SET PROBLEM: Report every line from the material that contains the word "domestic".

*-*-*

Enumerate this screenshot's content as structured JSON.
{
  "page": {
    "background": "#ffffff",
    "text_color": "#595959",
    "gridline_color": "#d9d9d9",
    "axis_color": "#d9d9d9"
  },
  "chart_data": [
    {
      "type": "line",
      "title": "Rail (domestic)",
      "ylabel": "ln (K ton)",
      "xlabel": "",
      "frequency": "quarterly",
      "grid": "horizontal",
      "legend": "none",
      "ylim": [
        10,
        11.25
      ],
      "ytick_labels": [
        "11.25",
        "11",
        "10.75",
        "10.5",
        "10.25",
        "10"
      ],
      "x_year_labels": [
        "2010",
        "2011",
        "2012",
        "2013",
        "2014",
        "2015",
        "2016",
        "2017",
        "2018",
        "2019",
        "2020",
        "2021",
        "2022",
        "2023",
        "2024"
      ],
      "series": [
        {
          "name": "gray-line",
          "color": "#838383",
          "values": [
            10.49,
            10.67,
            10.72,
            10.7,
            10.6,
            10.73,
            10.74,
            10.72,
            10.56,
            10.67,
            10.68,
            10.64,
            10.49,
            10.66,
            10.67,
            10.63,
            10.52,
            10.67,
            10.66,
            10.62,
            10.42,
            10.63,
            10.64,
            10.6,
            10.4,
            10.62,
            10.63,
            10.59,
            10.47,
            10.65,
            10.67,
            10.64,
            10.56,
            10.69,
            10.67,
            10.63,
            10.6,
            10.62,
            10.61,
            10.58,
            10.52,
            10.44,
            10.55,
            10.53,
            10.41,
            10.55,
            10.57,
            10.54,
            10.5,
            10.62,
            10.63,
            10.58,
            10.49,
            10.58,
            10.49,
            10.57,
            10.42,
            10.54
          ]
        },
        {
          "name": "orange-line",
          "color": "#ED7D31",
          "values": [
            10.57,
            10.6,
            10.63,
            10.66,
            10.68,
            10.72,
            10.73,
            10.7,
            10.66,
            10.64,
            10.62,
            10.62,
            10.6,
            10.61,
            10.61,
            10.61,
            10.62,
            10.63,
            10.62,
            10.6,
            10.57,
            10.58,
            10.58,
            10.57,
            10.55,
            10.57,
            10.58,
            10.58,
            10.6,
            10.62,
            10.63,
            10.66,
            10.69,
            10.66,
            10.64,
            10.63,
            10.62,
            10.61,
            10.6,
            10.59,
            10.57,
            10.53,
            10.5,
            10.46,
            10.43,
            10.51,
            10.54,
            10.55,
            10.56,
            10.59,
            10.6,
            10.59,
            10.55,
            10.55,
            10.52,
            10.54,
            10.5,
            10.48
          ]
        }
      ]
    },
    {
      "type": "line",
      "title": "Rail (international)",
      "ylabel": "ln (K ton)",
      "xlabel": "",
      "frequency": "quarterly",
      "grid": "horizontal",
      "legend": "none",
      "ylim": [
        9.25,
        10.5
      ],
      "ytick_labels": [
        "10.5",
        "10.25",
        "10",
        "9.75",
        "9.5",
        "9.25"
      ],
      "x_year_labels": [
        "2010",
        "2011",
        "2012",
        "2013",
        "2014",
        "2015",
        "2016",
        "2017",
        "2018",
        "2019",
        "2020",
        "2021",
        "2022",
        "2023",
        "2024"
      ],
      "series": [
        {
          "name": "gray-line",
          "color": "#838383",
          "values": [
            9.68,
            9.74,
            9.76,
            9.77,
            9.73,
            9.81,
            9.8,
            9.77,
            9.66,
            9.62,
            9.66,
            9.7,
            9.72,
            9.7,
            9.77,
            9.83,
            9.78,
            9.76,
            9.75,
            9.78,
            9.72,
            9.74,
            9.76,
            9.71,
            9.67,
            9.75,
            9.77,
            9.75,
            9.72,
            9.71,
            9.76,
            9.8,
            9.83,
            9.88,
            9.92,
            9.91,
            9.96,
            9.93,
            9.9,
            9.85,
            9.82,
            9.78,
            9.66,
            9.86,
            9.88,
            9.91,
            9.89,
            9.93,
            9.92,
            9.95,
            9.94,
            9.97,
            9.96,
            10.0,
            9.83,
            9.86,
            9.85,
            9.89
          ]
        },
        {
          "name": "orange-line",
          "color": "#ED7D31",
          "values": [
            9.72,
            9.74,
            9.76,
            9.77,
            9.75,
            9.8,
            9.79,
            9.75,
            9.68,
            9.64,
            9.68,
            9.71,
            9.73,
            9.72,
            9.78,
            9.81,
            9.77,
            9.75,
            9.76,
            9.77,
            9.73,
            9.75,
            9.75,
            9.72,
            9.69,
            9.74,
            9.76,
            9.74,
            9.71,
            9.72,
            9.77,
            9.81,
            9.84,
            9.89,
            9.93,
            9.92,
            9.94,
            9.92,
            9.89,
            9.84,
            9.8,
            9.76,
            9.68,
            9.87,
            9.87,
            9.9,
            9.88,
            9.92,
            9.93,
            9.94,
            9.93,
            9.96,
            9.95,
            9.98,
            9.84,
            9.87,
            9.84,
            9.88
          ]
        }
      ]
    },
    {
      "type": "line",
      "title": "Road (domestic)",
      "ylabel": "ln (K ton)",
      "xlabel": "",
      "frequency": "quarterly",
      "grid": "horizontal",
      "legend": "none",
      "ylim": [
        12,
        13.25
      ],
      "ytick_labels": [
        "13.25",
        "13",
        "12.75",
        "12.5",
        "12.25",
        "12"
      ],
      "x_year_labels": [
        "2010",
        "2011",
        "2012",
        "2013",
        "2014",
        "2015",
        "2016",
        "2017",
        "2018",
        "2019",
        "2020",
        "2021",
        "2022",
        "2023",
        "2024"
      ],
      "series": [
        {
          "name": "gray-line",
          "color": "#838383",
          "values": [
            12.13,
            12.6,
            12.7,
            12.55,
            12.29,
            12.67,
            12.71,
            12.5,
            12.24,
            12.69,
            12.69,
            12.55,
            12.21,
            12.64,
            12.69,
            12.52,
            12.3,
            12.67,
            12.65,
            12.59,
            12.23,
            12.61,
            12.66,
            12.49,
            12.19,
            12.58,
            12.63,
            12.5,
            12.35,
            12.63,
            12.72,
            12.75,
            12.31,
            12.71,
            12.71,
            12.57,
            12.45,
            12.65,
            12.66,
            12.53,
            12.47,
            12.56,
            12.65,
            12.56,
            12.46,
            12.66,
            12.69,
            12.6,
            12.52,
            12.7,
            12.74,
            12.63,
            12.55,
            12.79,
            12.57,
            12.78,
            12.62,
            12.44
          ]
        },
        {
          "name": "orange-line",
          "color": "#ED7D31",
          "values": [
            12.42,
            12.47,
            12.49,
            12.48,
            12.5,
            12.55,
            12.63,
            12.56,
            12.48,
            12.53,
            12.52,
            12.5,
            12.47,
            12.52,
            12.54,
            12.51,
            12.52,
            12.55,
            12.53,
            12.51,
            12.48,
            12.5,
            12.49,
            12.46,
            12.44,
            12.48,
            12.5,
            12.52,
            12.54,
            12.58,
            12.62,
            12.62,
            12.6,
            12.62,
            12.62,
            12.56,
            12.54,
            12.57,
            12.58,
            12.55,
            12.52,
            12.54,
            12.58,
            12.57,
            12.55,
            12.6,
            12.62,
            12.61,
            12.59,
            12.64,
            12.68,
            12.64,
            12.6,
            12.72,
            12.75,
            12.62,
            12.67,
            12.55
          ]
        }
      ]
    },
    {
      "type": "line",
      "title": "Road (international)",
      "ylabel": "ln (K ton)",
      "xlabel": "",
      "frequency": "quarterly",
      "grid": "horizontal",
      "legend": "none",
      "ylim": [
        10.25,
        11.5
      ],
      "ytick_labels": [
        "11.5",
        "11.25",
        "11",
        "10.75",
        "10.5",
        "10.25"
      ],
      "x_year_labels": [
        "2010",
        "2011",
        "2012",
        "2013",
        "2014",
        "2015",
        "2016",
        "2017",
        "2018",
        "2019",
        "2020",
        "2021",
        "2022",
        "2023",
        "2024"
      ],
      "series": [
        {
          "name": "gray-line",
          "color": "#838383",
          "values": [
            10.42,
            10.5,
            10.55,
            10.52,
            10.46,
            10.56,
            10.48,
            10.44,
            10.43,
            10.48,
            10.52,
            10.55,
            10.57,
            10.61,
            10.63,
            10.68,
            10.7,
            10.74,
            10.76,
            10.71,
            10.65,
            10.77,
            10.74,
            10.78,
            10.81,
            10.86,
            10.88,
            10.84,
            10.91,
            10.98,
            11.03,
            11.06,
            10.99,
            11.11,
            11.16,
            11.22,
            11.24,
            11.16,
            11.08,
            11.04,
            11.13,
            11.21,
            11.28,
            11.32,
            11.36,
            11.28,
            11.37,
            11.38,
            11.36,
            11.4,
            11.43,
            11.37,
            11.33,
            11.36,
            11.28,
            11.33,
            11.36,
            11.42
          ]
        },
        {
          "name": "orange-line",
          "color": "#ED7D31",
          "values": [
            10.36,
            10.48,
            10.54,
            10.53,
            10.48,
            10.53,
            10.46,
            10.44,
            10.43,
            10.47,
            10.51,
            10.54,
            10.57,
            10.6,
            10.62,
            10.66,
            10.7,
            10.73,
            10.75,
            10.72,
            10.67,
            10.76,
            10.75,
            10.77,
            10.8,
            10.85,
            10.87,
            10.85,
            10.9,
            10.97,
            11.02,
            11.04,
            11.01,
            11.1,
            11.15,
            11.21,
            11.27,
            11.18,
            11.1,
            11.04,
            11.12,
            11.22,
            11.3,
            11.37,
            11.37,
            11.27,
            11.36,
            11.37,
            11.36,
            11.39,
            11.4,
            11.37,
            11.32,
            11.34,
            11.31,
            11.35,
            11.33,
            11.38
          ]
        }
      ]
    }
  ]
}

*-*-*

TASK SOLUTION:
      "title": "Rail (domestic)",
      "title": "Road (domestic)",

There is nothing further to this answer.